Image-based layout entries

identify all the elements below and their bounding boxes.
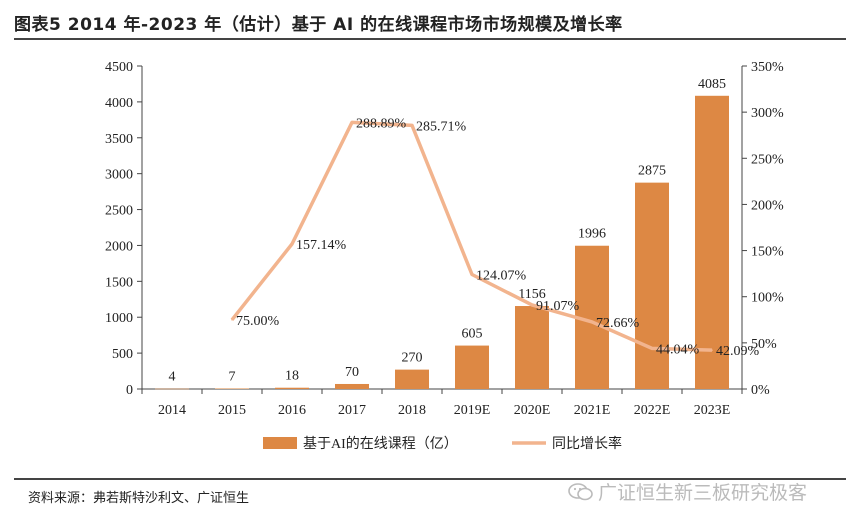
watermark-text: 广证恒生新三板研究极客 xyxy=(598,482,808,504)
bottom-rule xyxy=(14,478,846,480)
x-tick-label: 2023E xyxy=(694,403,731,418)
bar-value-label: 7 xyxy=(229,369,236,384)
growth-rate-point xyxy=(531,304,533,306)
x-tick-label: 2021E xyxy=(574,403,611,418)
left-tick-label: 0 xyxy=(126,383,133,398)
x-tick-label: 2020E xyxy=(514,403,551,418)
growth-rate-label: 72.66% xyxy=(596,316,640,331)
bar-value-label: 605 xyxy=(462,327,483,342)
right-tick-label: 150% xyxy=(751,245,784,260)
x-tick-label: 2016 xyxy=(278,403,306,418)
x-tick-label: 2014 xyxy=(158,403,186,418)
growth-rate-point xyxy=(651,347,653,350)
left-tick-label: 3000 xyxy=(105,168,133,183)
growth-rate-label: 42.09% xyxy=(716,344,760,359)
right-tick-label: 200% xyxy=(751,198,784,213)
left-tick-label: 1500 xyxy=(105,275,133,290)
x-tick-label: 2018 xyxy=(398,403,426,418)
growth-rate-point xyxy=(471,273,473,276)
bar-value-label: 70 xyxy=(345,365,359,380)
growth-rate-point xyxy=(291,243,293,245)
bar xyxy=(275,387,309,389)
bar xyxy=(635,182,669,389)
growth-rate-label: 285.71% xyxy=(416,119,467,134)
growth-rate-label: 91.07% xyxy=(536,299,580,314)
right-tick-label: 300% xyxy=(751,106,784,121)
growth-rate-label: 44.04% xyxy=(656,342,700,357)
left-tick-label: 4000 xyxy=(105,96,133,111)
growth-rate-label: 75.00% xyxy=(236,314,280,329)
bar-value-label: 18 xyxy=(285,369,299,384)
right-tick-label: 250% xyxy=(751,152,784,167)
growth-rate-label: 157.14% xyxy=(296,238,347,253)
legend-bar-swatch xyxy=(263,437,297,449)
bar xyxy=(335,383,369,389)
growth-rate-point xyxy=(231,318,233,321)
bar xyxy=(215,388,249,389)
x-tick-label: 2017 xyxy=(338,403,366,418)
growth-rate-point xyxy=(411,124,413,127)
bar-value-label: 4 xyxy=(169,370,176,385)
bar-value-label: 1996 xyxy=(578,227,606,242)
growth-rate-label: 124.07% xyxy=(476,269,527,284)
left-tick-label: 1000 xyxy=(105,311,133,326)
bar xyxy=(155,388,189,390)
right-tick-label: 50% xyxy=(751,337,777,352)
left-tick-label: 2500 xyxy=(105,204,133,219)
x-tick-label: 2015 xyxy=(218,403,246,418)
growth-rate-point xyxy=(711,349,713,351)
bar-value-label: 2875 xyxy=(638,164,666,179)
growth-rate-label: 288.89% xyxy=(356,116,407,131)
bar-value-label: 270 xyxy=(402,351,423,366)
bar xyxy=(455,345,489,389)
chart-title: 图表5 2014 年-2023 年（估计）基于 AI 的在线课程市场市场规模及增… xyxy=(14,15,623,35)
right-tick-label: 0% xyxy=(751,383,770,398)
growth-rate-point xyxy=(351,121,353,124)
legend-bar-label: 基于AI的在线课程（亿） xyxy=(303,435,458,452)
left-tick-label: 4500 xyxy=(105,60,133,75)
top-rule xyxy=(14,38,846,40)
right-tick-label: 100% xyxy=(751,291,784,306)
source-note: 资料来源：弗若斯特沙利文、广证恒生 xyxy=(28,491,250,506)
wechat-icon xyxy=(568,483,593,501)
left-tick-label: 2000 xyxy=(105,239,133,254)
left-tick-label: 500 xyxy=(112,347,133,362)
bar xyxy=(395,369,429,389)
bar-value-label: 1156 xyxy=(518,287,545,302)
growth-rate-point xyxy=(591,321,593,323)
legend-line-label: 同比增长率 xyxy=(552,435,622,452)
x-tick-label: 2022E xyxy=(634,403,671,418)
bar-value-label: 4085 xyxy=(698,77,726,92)
watermark: 广证恒生新三板研究极客 xyxy=(568,478,807,505)
x-tick-label: 2019E xyxy=(454,403,491,418)
right-tick-label: 350% xyxy=(751,60,784,75)
bar xyxy=(695,95,729,389)
bar xyxy=(515,306,549,389)
left-tick-label: 3500 xyxy=(105,132,133,147)
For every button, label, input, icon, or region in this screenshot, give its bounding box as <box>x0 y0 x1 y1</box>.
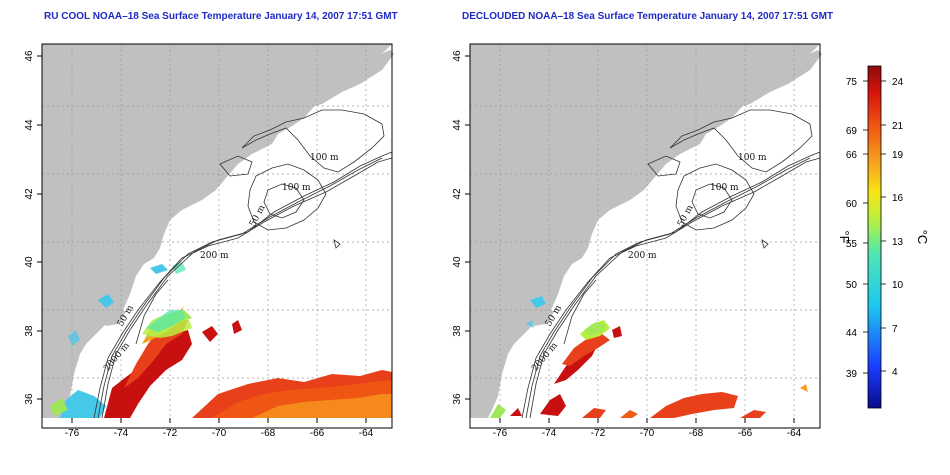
contour-label-100m-bank: 100 m <box>282 183 311 193</box>
lat-label-44: 44 <box>452 119 463 131</box>
colorbar-c-tick-4: 4 <box>892 367 898 378</box>
right-map: 100 m 100 m 50 m 200 m 50 m 2000 m <box>469 43 822 429</box>
lon-label-74: -74 <box>542 428 557 439</box>
colorbar-f-tick-39: 39 <box>846 369 858 380</box>
colorbar-c-tick-16: 16 <box>892 193 904 204</box>
colorbar-gradient <box>867 65 882 409</box>
lat-label-46: 46 <box>24 50 35 62</box>
lon-label-72: -72 <box>591 428 606 439</box>
lat-label-42: 42 <box>24 188 35 200</box>
lat-label-44: 44 <box>24 119 35 131</box>
colorbar-c-tick-13: 13 <box>892 237 904 248</box>
colorbar-f-tick-44: 44 <box>846 328 858 339</box>
colorbar-f-tick-50: 50 <box>846 280 858 291</box>
lat-label-36: 36 <box>452 393 463 405</box>
lon-label-76: -76 <box>65 428 80 439</box>
colorbar-f-tick-75: 75 <box>846 77 858 88</box>
lat-label-38: 38 <box>452 325 463 337</box>
contour-label-100m-north: 100 m <box>738 153 767 163</box>
colorbar-c-tick-10: 10 <box>892 280 904 291</box>
colorbar-fahrenheit-label: °F <box>837 230 852 243</box>
lat-label-38: 38 <box>24 325 35 337</box>
contour-label-100m-north: 100 m <box>310 153 339 163</box>
contour-label-200m: 200 m <box>200 251 229 261</box>
colorbar-f-tick-55: 55 <box>846 239 858 250</box>
lon-label-76: -76 <box>493 428 508 439</box>
left-sst-overlay <box>50 262 392 418</box>
lon-label-72: -72 <box>163 428 178 439</box>
lon-label-66: -66 <box>738 428 753 439</box>
colorbar-c-tick-7: 7 <box>892 324 898 335</box>
lon-label-66: -66 <box>310 428 325 439</box>
colorbar-celsius-label: °C <box>915 230 930 245</box>
lat-label-40: 40 <box>452 256 463 268</box>
lat-label-46: 46 <box>452 50 463 62</box>
lon-label-68: -68 <box>689 428 704 439</box>
left-map-title: RU COOL NOAA–18 Sea Surface Temperature … <box>44 11 398 22</box>
colorbar-c-tick-24: 24 <box>892 77 904 88</box>
right-map-title: DECLOUDED NOAA–18 Sea Surface Temperatur… <box>462 11 834 22</box>
right-sst-overlay <box>490 296 808 418</box>
lat-label-40: 40 <box>24 256 35 268</box>
lat-label-42: 42 <box>452 188 463 200</box>
lat-label-36: 36 <box>24 393 35 405</box>
colorbar-c-tick-19: 19 <box>892 150 904 161</box>
left-map-axes: 36 38 40 42 44 46 -76 -74 -72 -70 -68 -6… <box>24 50 374 439</box>
lon-label-74: -74 <box>114 428 129 439</box>
lon-label-70: -70 <box>212 428 227 439</box>
right-map-axes: 36 38 40 42 44 46 -76 -74 -72 -70 -68 -6… <box>452 50 802 439</box>
colorbar-c-tick-21: 21 <box>892 121 904 132</box>
lon-label-70: -70 <box>640 428 655 439</box>
lon-label-68: -68 <box>261 428 276 439</box>
colorbar-f-tick-60: 60 <box>846 199 858 210</box>
left-map: 100 m 100 m 50 m 200 m 50 m 2000 m <box>41 43 394 429</box>
lon-label-64: -64 <box>787 428 802 439</box>
contour-label-200m: 200 m <box>628 251 657 261</box>
colorbar-f-tick-66: 66 <box>846 150 858 161</box>
contour-label-100m-bank: 100 m <box>710 183 739 193</box>
lon-label-64: -64 <box>359 428 374 439</box>
colorbar-f-tick-69: 69 <box>846 126 858 137</box>
colorbar: 75 69 66 60 55 50 44 39 24 21 19 16 13 1… <box>837 65 930 409</box>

• **What you need to do**
Please reproduce, without any change, the stretch of the records above from the line containing "watermark-text: 广证恒生新三板研究极客 xyxy=(598,482,808,504)" through the line containing "left-tick-label: 0 xyxy=(126,383,133,398)", including both of those lines.

• **Worked answer**
watermark-text: 广证恒生新三板研究极客 xyxy=(598,482,808,504)
bottom-rule xyxy=(14,478,846,480)
x-tick-label: 2023E xyxy=(694,403,731,418)
bar-value-label: 7 xyxy=(229,369,236,384)
growth-rate-point xyxy=(531,304,533,306)
x-tick-label: 2021E xyxy=(574,403,611,418)
left-tick-label: 0 xyxy=(126,383,133,398)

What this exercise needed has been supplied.